*BRIEF*. All of the records below should be output exactly.

*GIVEN RECORDS*.
____________________
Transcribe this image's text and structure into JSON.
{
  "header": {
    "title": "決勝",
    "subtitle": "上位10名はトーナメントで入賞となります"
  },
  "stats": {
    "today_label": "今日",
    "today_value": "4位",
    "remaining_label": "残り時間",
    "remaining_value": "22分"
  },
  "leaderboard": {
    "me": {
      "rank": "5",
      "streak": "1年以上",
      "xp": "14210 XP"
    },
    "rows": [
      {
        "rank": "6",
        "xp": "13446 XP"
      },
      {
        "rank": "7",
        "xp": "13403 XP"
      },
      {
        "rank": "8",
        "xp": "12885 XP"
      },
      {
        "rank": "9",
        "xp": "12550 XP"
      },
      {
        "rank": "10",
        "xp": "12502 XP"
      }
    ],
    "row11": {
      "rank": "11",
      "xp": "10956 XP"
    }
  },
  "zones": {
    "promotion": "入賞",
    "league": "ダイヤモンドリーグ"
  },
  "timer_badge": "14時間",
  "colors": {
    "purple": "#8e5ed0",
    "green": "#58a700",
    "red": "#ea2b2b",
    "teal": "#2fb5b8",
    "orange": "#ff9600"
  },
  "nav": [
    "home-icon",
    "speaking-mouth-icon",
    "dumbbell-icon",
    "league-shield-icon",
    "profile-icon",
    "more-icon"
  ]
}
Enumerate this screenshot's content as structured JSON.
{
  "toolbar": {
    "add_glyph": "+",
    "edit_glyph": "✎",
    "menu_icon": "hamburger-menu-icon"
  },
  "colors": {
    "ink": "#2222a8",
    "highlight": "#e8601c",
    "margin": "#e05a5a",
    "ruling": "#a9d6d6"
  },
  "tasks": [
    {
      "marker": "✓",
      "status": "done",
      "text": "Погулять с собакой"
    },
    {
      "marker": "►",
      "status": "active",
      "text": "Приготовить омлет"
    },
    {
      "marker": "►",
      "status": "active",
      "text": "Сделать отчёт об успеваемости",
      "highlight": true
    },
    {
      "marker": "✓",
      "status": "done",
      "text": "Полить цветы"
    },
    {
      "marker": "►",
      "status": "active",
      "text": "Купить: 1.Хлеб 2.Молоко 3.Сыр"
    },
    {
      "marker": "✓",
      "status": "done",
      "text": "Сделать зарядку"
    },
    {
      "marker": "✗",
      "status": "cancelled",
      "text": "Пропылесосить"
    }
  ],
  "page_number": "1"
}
____________________
*RESULT*.
Transcribe this image's text and structure into JSON.
{
  "header": {
    "title": "決勝",
    "subtitle": "上位10名はトーナメントで入賞となります"
  },
  "stats": {
    "today_label": "今日",
    "today_value": "4位",
    "remaining_label": "残り時間",
    "remaining_value": "22分"
  },
  "leaderboard": {
    "me": {
      "rank": "5",
      "streak": "1年以上",
      "xp": "14210 XP"
    },
    "rows": [
      {
        "rank": "6",
        "xp": "13446 XP"
      },
      {
        "rank": "7",
        "xp": "13403 XP"
      },
      {
        "rank": "8",
        "xp": "12885 XP"
      },
      {
        "rank": "9",
        "xp": "12550 XP"
      },
      {
        "rank": "10",
        "xp": "12502 XP"
      }
    ],
    "row11": {
      "rank": "11",
      "xp": "10956 XP"
    }
  },
  "zones": {
    "promotion": "入賞",
    "league": "ダイヤモンドリーグ"
  },
  "timer_badge": "14時間",
  "colors": {
    "purple": "#8e5ed0",
    "green": "#58a700",
    "red": "#ea2b2b",
    "teal": "#2fb5b8",
    "orange": "#ff9600"
  },
  "nav": [
    "home-icon",
    "speaking-mouth-icon",
    "dumbbell-icon",
    "league-shield-icon",
    "profile-icon",
    "more-icon"
  ]
}
Enumerate this screenshot's content as structured JSON.
{
  "toolbar": {
    "add_glyph": "+",
    "edit_glyph": "✎",
    "menu_icon": "hamburger-menu-icon"
  },
  "colors": {
    "ink": "#2222a8",
    "highlight": "#e8601c",
    "margin": "#e05a5a",
    "ruling": "#a9d6d6"
  },
  "tasks": [
    {
      "marker": "✓",
      "status": "done",
      "text": "Погулять с собакой"
    },
    {
      "marker": "►",
      "status": "active",
      "text": "Приготовить омлет"
    },
    {
      "marker": "►",
      "status": "active",
      "text": "Сделать отчёт об успеваемости",
      "highlight": true
    },
    {
      "marker": "✓",
      "status": "done",
      "text": "Полить цветы"
    },
    {
      "marker": "►",
      "status": "active",
      "text": "Купить: 1.Хлеб 2.Молоко 3.Сыр"
    },
    {
      "marker": "✓",
      "status": "done",
      "text": "Сделать зарядку"
    },
    {
      "marker": "✗",
      "status": "cancelled",
      "text": "Пропылесосить"
    }
  ],
  "page_number": "1"
}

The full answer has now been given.